> [Direction] Extract the data exactly, missing nothing.

> [Recorded information]

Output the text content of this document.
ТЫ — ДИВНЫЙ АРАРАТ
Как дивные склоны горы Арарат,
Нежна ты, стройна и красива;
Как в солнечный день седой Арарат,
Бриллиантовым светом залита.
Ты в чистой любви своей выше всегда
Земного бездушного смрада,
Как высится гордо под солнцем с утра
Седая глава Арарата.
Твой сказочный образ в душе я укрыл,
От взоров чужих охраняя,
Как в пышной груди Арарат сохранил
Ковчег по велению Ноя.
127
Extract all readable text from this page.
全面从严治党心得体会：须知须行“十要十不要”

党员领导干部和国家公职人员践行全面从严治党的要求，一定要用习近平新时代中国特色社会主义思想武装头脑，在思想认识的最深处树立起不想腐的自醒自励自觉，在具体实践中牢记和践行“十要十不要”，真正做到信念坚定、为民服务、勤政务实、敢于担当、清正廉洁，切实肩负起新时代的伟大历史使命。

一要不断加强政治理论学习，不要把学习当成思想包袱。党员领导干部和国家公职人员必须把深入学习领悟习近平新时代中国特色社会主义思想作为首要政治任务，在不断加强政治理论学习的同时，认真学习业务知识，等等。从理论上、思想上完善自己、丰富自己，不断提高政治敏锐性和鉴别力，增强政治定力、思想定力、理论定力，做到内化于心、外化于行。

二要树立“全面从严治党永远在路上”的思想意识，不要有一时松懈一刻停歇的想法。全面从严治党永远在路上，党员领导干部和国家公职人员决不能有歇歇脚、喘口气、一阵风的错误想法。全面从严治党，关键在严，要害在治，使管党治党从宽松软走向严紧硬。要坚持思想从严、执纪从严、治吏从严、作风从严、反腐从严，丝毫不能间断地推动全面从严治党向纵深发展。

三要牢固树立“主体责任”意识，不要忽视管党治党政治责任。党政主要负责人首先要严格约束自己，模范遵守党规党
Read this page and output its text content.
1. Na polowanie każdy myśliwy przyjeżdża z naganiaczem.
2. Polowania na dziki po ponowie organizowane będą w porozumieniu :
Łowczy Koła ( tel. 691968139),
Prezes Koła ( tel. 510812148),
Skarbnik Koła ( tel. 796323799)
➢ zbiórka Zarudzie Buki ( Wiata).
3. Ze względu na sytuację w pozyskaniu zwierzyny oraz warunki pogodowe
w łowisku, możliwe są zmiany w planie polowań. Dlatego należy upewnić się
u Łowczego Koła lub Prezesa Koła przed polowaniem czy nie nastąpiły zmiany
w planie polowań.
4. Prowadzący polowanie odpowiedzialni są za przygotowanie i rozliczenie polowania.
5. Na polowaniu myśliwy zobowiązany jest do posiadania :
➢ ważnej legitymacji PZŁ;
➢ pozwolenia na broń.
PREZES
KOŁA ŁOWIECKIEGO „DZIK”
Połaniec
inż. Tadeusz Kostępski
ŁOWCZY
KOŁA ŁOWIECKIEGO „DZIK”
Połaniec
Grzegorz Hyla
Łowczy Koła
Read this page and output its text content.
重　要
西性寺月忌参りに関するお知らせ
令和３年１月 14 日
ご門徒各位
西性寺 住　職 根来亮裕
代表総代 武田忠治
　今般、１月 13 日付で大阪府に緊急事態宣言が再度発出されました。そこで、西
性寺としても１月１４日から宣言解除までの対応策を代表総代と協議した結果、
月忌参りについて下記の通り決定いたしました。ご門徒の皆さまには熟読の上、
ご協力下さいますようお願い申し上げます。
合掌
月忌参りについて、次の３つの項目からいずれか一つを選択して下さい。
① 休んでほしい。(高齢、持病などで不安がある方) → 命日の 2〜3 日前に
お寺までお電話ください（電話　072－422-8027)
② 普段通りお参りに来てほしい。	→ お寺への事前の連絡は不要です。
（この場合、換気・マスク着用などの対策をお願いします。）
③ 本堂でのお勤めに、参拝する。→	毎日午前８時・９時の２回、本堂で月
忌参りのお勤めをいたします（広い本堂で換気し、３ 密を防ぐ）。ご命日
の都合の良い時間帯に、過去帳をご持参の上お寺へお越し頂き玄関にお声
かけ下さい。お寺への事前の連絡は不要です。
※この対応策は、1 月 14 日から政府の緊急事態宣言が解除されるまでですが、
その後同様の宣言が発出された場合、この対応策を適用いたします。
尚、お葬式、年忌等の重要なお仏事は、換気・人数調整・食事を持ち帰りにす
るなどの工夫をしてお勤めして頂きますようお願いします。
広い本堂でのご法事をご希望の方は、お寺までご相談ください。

> [Written solution]
Output the text content of this document.
ТЫ — ДИВНЫЙ АРАРАТ
Как дивные склоны горы Арарат,
Нежна ты, стройна и красива;
Как в солнечный день седой Арарат,
Бриллиантовым светом залита.
Ты в чистой любви своей выше всегда
Земного бездушного смрада,
Как высится гордо под солнцем с утра
Седая глава Арарата.
Твой сказочный образ в душе я укрыл,
От взоров чужих охраняя,
Как в пышной груди Арарат сохранил
Ковчег по велению Ноя.
127
Extract all readable text from this page.
全面从严治党心得体会：须知须行“十要十不要”

党员领导干部和国家公职人员践行全面从严治党的要求，一定要用习近平新时代中国特色社会主义思想武装头脑，在思想认识的最深处树立起不想腐的自醒自励自觉，在具体实践中牢记和践行“十要十不要”，真正做到信念坚定、为民服务、勤政务实、敢于担当、清正廉洁，切实肩负起新时代的伟大历史使命。

一要不断加强政治理论学习，不要把学习当成思想包袱。党员领导干部和国家公职人员必须把深入学习领悟习近平新时代中国特色社会主义思想作为首要政治任务，在不断加强政治理论学习的同时，认真学习业务知识，等等。从理论上、思想上完善自己、丰富自己，不断提高政治敏锐性和鉴别力，增强政治定力、思想定力、理论定力，做到内化于心、外化于行。

二要树立“全面从严治党永远在路上”的思想意识，不要有一时松懈一刻停歇的想法。全面从严治党永远在路上，党员领导干部和国家公职人员决不能有歇歇脚、喘口气、一阵风的错误想法。全面从严治党，关键在严，要害在治，使管党治党从宽松软走向严紧硬。要坚持思想从严、执纪从严、治吏从严、作风从严、反腐从严，丝毫不能间断地推动全面从严治党向纵深发展。

三要牢固树立“主体责任”意识，不要忽视管党治党政治责任。党政主要负责人首先要严格约束自己，模范遵守党规党
Read this page and output its text content.
1. Na polowanie każdy myśliwy przyjeżdża z naganiaczem.
2. Polowania na dziki po ponowie organizowane będą w porozumieniu :
Łowczy Koła ( tel. 691968139),
Prezes Koła ( tel. 510812148),
Skarbnik Koła ( tel. 796323799)
➢ zbiórka Zarudzie Buki ( Wiata).
3. Ze względu na sytuację w pozyskaniu zwierzyny oraz warunki pogodowe
w łowisku, możliwe są zmiany w planie polowań. Dlatego należy upewnić się
u Łowczego Koła lub Prezesa Koła przed polowaniem czy nie nastąpiły zmiany
w planie polowań.
4. Prowadzący polowanie odpowiedzialni są za przygotowanie i rozliczenie polowania.
5. Na polowaniu myśliwy zobowiązany jest do posiadania :
➢ ważnej legitymacji PZŁ;
➢ pozwolenia na broń.
PREZES
KOŁA ŁOWIECKIEGO „DZIK”
Połaniec
inż. Tadeusz Kostępski
ŁOWCZY
KOŁA ŁOWIECKIEGO „DZIK”
Połaniec
Grzegorz Hyla
Łowczy Koła
Read this page and output its text content.
重　要
西性寺月忌参りに関するお知らせ
令和３年１月 14 日
ご門徒各位
西性寺 住　職 根来亮裕
代表総代 武田忠治
　今般、１月 13 日付で大阪府に緊急事態宣言が再度発出されました。そこで、西
性寺としても１月１４日から宣言解除までの対応策を代表総代と協議した結果、
月忌参りについて下記の通り決定いたしました。ご門徒の皆さまには熟読の上、
ご協力下さいますようお願い申し上げます。
合掌
月忌参りについて、次の３つの項目からいずれか一つを選択して下さい。
① 休んでほしい。(高齢、持病などで不安がある方) → 命日の 2〜3 日前に
お寺までお電話ください（電話　072－422-8027)
② 普段通りお参りに来てほしい。	→ お寺への事前の連絡は不要です。
（この場合、換気・マスク着用などの対策をお願いします。）
③ 本堂でのお勤めに、参拝する。→	毎日午前８時・９時の２回、本堂で月
忌参りのお勤めをいたします（広い本堂で換気し、３ 密を防ぐ）。ご命日
の都合の良い時間帯に、過去帳をご持参の上お寺へお越し頂き玄関にお声
かけ下さい。お寺への事前の連絡は不要です。
※この対応策は、1 月 14 日から政府の緊急事態宣言が解除されるまでですが、
その後同様の宣言が発出された場合、この対応策を適用いたします。
尚、お葬式、年忌等の重要なお仏事は、換気・人数調整・食事を持ち帰りにす
るなどの工夫をしてお勤めして頂きますようお願いします。
広い本堂でのご法事をご希望の方は、お寺までご相談ください。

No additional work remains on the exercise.